# [Task statement]
Go through the records underneath and write each one out again exactly.

# [Data rows]
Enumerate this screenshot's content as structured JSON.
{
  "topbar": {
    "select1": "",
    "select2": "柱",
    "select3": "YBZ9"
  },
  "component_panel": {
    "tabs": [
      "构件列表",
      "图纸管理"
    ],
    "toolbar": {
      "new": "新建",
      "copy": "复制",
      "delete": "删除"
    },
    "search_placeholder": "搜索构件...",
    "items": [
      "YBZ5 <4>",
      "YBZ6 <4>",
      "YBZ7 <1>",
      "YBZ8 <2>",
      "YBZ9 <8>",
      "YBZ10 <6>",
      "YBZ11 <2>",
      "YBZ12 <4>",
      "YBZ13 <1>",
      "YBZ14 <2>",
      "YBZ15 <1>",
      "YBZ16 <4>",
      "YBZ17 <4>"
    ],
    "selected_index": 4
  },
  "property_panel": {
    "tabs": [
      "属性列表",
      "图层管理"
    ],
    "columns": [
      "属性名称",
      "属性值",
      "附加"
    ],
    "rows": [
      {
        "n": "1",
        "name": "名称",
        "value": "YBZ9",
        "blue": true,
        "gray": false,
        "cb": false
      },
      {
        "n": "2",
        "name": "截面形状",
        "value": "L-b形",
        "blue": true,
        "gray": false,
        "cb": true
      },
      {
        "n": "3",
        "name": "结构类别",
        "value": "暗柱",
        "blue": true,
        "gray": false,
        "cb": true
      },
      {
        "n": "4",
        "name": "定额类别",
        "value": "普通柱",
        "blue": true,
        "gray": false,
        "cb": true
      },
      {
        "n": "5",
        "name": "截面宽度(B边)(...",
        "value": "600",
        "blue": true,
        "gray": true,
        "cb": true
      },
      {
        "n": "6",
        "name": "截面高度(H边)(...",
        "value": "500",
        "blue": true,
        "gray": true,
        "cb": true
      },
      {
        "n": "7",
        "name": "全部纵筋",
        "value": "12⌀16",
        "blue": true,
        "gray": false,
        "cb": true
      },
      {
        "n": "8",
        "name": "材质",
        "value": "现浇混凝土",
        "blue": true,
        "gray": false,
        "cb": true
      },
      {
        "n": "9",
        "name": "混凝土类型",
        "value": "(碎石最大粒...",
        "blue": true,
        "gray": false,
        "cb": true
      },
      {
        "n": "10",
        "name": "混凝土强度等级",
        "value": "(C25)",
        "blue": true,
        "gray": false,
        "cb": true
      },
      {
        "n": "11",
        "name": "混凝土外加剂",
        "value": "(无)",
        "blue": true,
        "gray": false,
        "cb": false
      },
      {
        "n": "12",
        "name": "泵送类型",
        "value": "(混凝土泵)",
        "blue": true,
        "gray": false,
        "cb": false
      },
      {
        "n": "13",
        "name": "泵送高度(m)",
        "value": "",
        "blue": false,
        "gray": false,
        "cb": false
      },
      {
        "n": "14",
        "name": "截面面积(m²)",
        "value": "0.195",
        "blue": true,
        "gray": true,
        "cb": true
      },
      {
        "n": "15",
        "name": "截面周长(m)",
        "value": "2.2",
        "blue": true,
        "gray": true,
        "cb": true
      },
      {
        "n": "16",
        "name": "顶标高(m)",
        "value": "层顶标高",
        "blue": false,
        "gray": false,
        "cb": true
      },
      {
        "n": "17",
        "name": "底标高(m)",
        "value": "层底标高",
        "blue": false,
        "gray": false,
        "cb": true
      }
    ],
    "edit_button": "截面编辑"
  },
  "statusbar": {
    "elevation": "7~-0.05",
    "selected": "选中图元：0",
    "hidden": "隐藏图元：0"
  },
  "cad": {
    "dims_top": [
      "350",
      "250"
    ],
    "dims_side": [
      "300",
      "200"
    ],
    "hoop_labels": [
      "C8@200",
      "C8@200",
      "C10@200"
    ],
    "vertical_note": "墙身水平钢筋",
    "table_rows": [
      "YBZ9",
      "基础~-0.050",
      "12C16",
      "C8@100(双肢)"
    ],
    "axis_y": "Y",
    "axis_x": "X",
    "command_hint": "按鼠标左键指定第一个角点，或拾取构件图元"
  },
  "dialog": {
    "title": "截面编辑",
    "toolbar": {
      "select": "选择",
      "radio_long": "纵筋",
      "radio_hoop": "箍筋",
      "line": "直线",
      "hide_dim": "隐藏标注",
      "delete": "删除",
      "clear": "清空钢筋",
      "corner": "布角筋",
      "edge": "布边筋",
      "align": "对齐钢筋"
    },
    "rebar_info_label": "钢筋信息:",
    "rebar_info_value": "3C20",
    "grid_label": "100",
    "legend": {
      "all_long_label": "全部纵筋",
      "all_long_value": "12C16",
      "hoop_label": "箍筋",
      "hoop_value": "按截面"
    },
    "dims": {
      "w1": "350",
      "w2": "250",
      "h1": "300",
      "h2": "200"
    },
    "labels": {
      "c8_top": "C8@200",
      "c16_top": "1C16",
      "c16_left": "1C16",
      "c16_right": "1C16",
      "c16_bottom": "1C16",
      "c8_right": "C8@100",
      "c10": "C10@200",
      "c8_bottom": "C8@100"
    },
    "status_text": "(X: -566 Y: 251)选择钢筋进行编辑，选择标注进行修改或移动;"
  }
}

# [Complete output]
Enumerate this screenshot's content as structured JSON.
{
  "topbar": {
    "select1": "",
    "select2": "柱",
    "select3": "YBZ9"
  },
  "component_panel": {
    "tabs": [
      "构件列表",
      "图纸管理"
    ],
    "toolbar": {
      "new": "新建",
      "copy": "复制",
      "delete": "删除"
    },
    "search_placeholder": "搜索构件...",
    "items": [
      "YBZ5 <4>",
      "YBZ6 <4>",
      "YBZ7 <1>",
      "YBZ8 <2>",
      "YBZ9 <8>",
      "YBZ10 <6>",
      "YBZ11 <2>",
      "YBZ12 <4>",
      "YBZ13 <1>",
      "YBZ14 <2>",
      "YBZ15 <1>",
      "YBZ16 <4>",
      "YBZ17 <4>"
    ],
    "selected_index": 4
  },
  "property_panel": {
    "tabs": [
      "属性列表",
      "图层管理"
    ],
    "columns": [
      "属性名称",
      "属性值",
      "附加"
    ],
    "rows": [
      {
        "n": "1",
        "name": "名称",
        "value": "YBZ9",
        "blue": true,
        "gray": false,
        "cb": false
      },
      {
        "n": "2",
        "name": "截面形状",
        "value": "L-b形",
        "blue": true,
        "gray": false,
        "cb": true
      },
      {
        "n": "3",
        "name": "结构类别",
        "value": "暗柱",
        "blue": true,
        "gray": false,
        "cb": true
      },
      {
        "n": "4",
        "name": "定额类别",
        "value": "普通柱",
        "blue": true,
        "gray": false,
        "cb": true
      },
      {
        "n": "5",
        "name": "截面宽度(B边)(...",
        "value": "600",
        "blue": true,
        "gray": true,
        "cb": true
      },
      {
        "n": "6",
        "name": "截面高度(H边)(...",
        "value": "500",
        "blue": true,
        "gray": true,
        "cb": true
      },
      {
        "n": "7",
        "name": "全部纵筋",
        "value": "12⌀16",
        "blue": true,
        "gray": false,
        "cb": true
      },
      {
        "n": "8",
        "name": "材质",
        "value": "现浇混凝土",
        "blue": true,
        "gray": false,
        "cb": true
      },
      {
        "n": "9",
        "name": "混凝土类型",
        "value": "(碎石最大粒...",
        "blue": true,
        "gray": false,
        "cb": true
      },
      {
        "n": "10",
        "name": "混凝土强度等级",
        "value": "(C25)",
        "blue": true,
        "gray": false,
        "cb": true
      },
      {
        "n": "11",
        "name": "混凝土外加剂",
        "value": "(无)",
        "blue": true,
        "gray": false,
        "cb": false
      },
      {
        "n": "12",
        "name": "泵送类型",
        "value": "(混凝土泵)",
        "blue": true,
        "gray": false,
        "cb": false
      },
      {
        "n": "13",
        "name": "泵送高度(m)",
        "value": "",
        "blue": false,
        "gray": false,
        "cb": false
      },
      {
        "n": "14",
        "name": "截面面积(m²)",
        "value": "0.195",
        "blue": true,
        "gray": true,
        "cb": true
      },
      {
        "n": "15",
        "name": "截面周长(m)",
        "value": "2.2",
        "blue": true,
        "gray": true,
        "cb": true
      },
      {
        "n": "16",
        "name": "顶标高(m)",
        "value": "层顶标高",
        "blue": false,
        "gray": false,
        "cb": true
      },
      {
        "n": "17",
        "name": "底标高(m)",
        "value": "层底标高",
        "blue": false,
        "gray": false,
        "cb": true
      }
    ],
    "edit_button": "截面编辑"
  },
  "statusbar": {
    "elevation": "7~-0.05",
    "selected": "选中图元：0",
    "hidden": "隐藏图元：0"
  },
  "cad": {
    "dims_top": [
      "350",
      "250"
    ],
    "dims_side": [
      "300",
      "200"
    ],
    "hoop_labels": [
      "C8@200",
      "C8@200",
      "C10@200"
    ],
    "vertical_note": "墙身水平钢筋",
    "table_rows": [
      "YBZ9",
      "基础~-0.050",
      "12C16",
      "C8@100(双肢)"
    ],
    "axis_y": "Y",
    "axis_x": "X",
    "command_hint": "按鼠标左键指定第一个角点，或拾取构件图元"
  },
  "dialog": {
    "title": "截面编辑",
    "toolbar": {
      "select": "选择",
      "radio_long": "纵筋",
      "radio_hoop": "箍筋",
      "line": "直线",
      "hide_dim": "隐藏标注",
      "delete": "删除",
      "clear": "清空钢筋",
      "corner": "布角筋",
      "edge": "布边筋",
      "align": "对齐钢筋"
    },
    "rebar_info_label": "钢筋信息:",
    "rebar_info_value": "3C20",
    "grid_label": "100",
    "legend": {
      "all_long_label": "全部纵筋",
      "all_long_value": "12C16",
      "hoop_label": "箍筋",
      "hoop_value": "按截面"
    },
    "dims": {
      "w1": "350",
      "w2": "250",
      "h1": "300",
      "h2": "200"
    },
    "labels": {
      "c8_top": "C8@200",
      "c16_top": "1C16",
      "c16_left": "1C16",
      "c16_right": "1C16",
      "c16_bottom": "1C16",
      "c8_right": "C8@100",
      "c10": "C10@200",
      "c8_bottom": "C8@100"
    },
    "status_text": "(X: -566 Y: 251)选择钢筋进行编辑，选择标注进行修改或移动;"
  }
}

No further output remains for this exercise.